▸ Supplied data
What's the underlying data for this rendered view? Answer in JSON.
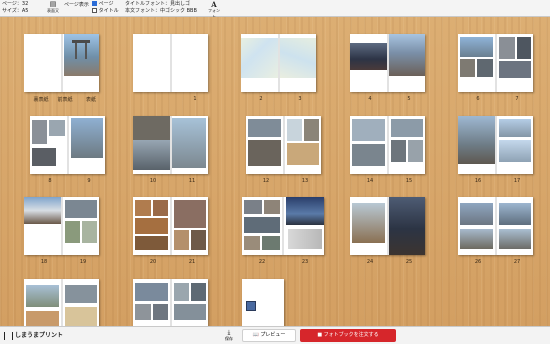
{
  "header": {
    "pages": "ページ：32",
    "size": "サイズ：A5",
    "page_display_label": "ページ表示",
    "opt_page": "ページ",
    "opt_title": "タイトル",
    "title_font": "タイトルフォント：見出しゴ",
    "body_font": "本文フォント：中ゴシック BBB",
    "btn_display": "表面又",
    "btn_font": "フォント",
    "font_glyph": "A"
  },
  "spreads": [
    {
      "l": "裏表紙",
      "c": "前表紙",
      "r": "表紙"
    },
    {
      "l": "",
      "c": "",
      "r": "1"
    },
    {
      "l": "2",
      "c": "",
      "r": "3"
    },
    {
      "l": "4",
      "c": "",
      "r": "5"
    },
    {
      "l": "6",
      "c": "",
      "r": "7"
    },
    {
      "l": "8",
      "c": "",
      "r": "9"
    },
    {
      "l": "10",
      "c": "",
      "r": "11"
    },
    {
      "l": "12",
      "c": "",
      "r": "13"
    },
    {
      "l": "14",
      "c": "",
      "r": "15"
    },
    {
      "l": "16",
      "c": "",
      "r": "17"
    },
    {
      "l": "18",
      "c": "",
      "r": "19"
    },
    {
      "l": "20",
      "c": "",
      "r": "21"
    },
    {
      "l": "22",
      "c": "",
      "r": "23"
    },
    {
      "l": "24",
      "c": "",
      "r": "25"
    },
    {
      "l": "26",
      "c": "",
      "r": "27"
    }
  ],
  "footer": {
    "logo": "しまうまプリント",
    "save": "保存",
    "preview": "プレビュー",
    "order": "フォトブックを注文する"
  },
  "colors": {
    "accent": "#d6262b",
    "check": "#2b6cd6"
  }
}
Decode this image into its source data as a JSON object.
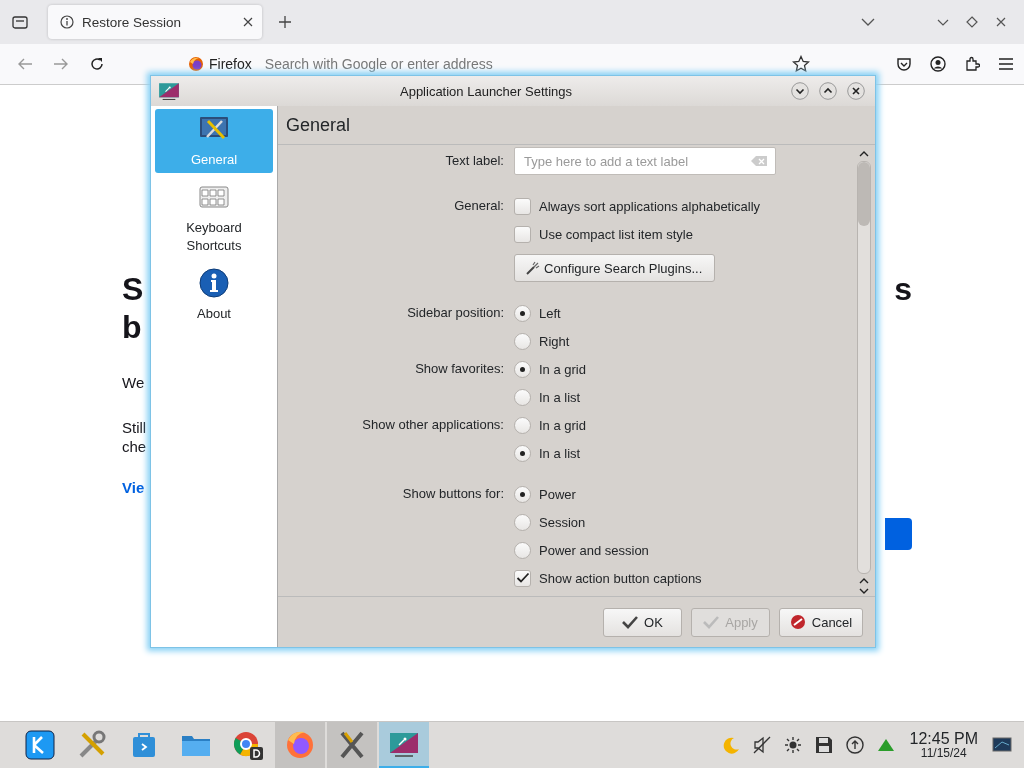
{
  "browser": {
    "tabs": [
      {
        "label": "Restore Session",
        "selected": true
      }
    ],
    "address": {
      "site": "Firefox",
      "placeholder": "Search with Google or enter address"
    }
  },
  "page": {
    "heading_lines": [
      "S",
      "b"
    ],
    "heading_right": "s",
    "paragraphs": [
      "We",
      "Still",
      "che"
    ],
    "link": "Vie"
  },
  "dialog": {
    "title": "Application Launcher Settings",
    "sidebar": [
      {
        "label": "General",
        "selected": true
      },
      {
        "label": "Keyboard Shortcuts",
        "selected": false
      },
      {
        "label": "About",
        "selected": false
      }
    ],
    "page_title": "General",
    "groups": [
      {
        "rows": [
          {
            "kind": "text",
            "label": "Text label:",
            "placeholder": "Type here to add a text label"
          }
        ]
      },
      {
        "rows": [
          {
            "kind": "checkbox",
            "label": "General:",
            "text": "Always sort applications alphabetically",
            "checked": false
          },
          {
            "kind": "checkbox",
            "text": "Use compact list item style",
            "checked": false
          },
          {
            "kind": "button",
            "text": "Configure Search Plugins..."
          }
        ]
      },
      {
        "rows": [
          {
            "kind": "radio",
            "label": "Sidebar position:",
            "text": "Left",
            "selected": true
          },
          {
            "kind": "radio",
            "text": "Right",
            "selected": false
          },
          {
            "kind": "radio",
            "label": "Show favorites:",
            "text": "In a grid",
            "selected": true
          },
          {
            "kind": "radio",
            "text": "In a list",
            "selected": false
          },
          {
            "kind": "radio",
            "label": "Show other applications:",
            "text": "In a grid",
            "selected": false
          },
          {
            "kind": "radio",
            "text": "In a list",
            "selected": true
          }
        ]
      },
      {
        "rows": [
          {
            "kind": "radio",
            "label": "Show buttons for:",
            "text": "Power",
            "selected": true
          },
          {
            "kind": "radio",
            "text": "Session",
            "selected": false
          },
          {
            "kind": "radio",
            "text": "Power and session",
            "selected": false
          },
          {
            "kind": "checkbox",
            "text": "Show action button captions",
            "checked": true
          }
        ]
      }
    ],
    "buttons": [
      {
        "kind": "ok",
        "label": "OK",
        "disabled": false
      },
      {
        "kind": "apply",
        "label": "Apply",
        "disabled": true
      },
      {
        "kind": "cancel",
        "label": "Cancel",
        "disabled": false
      }
    ]
  },
  "taskbar": {
    "apps": [
      {
        "kind": "kde",
        "running": false,
        "selected": false
      },
      {
        "kind": "tools",
        "running": false,
        "selected": false
      },
      {
        "kind": "store",
        "running": false,
        "selected": false
      },
      {
        "kind": "folder",
        "running": false,
        "selected": false
      },
      {
        "kind": "chrome",
        "running": false,
        "selected": false
      },
      {
        "kind": "firefox",
        "running": true,
        "selected": false
      },
      {
        "kind": "xterm",
        "running": true,
        "selected": false
      },
      {
        "kind": "launcher",
        "running": true,
        "selected": true
      }
    ],
    "clock": {
      "time": "12:45 PM",
      "date": "11/15/24"
    }
  }
}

▸ Work to complete
Extract all lines from the data in which "applications" is found.

▸ Written solution
            "text": "Always sort applications alphabetically",
            "label": "Show other applications:",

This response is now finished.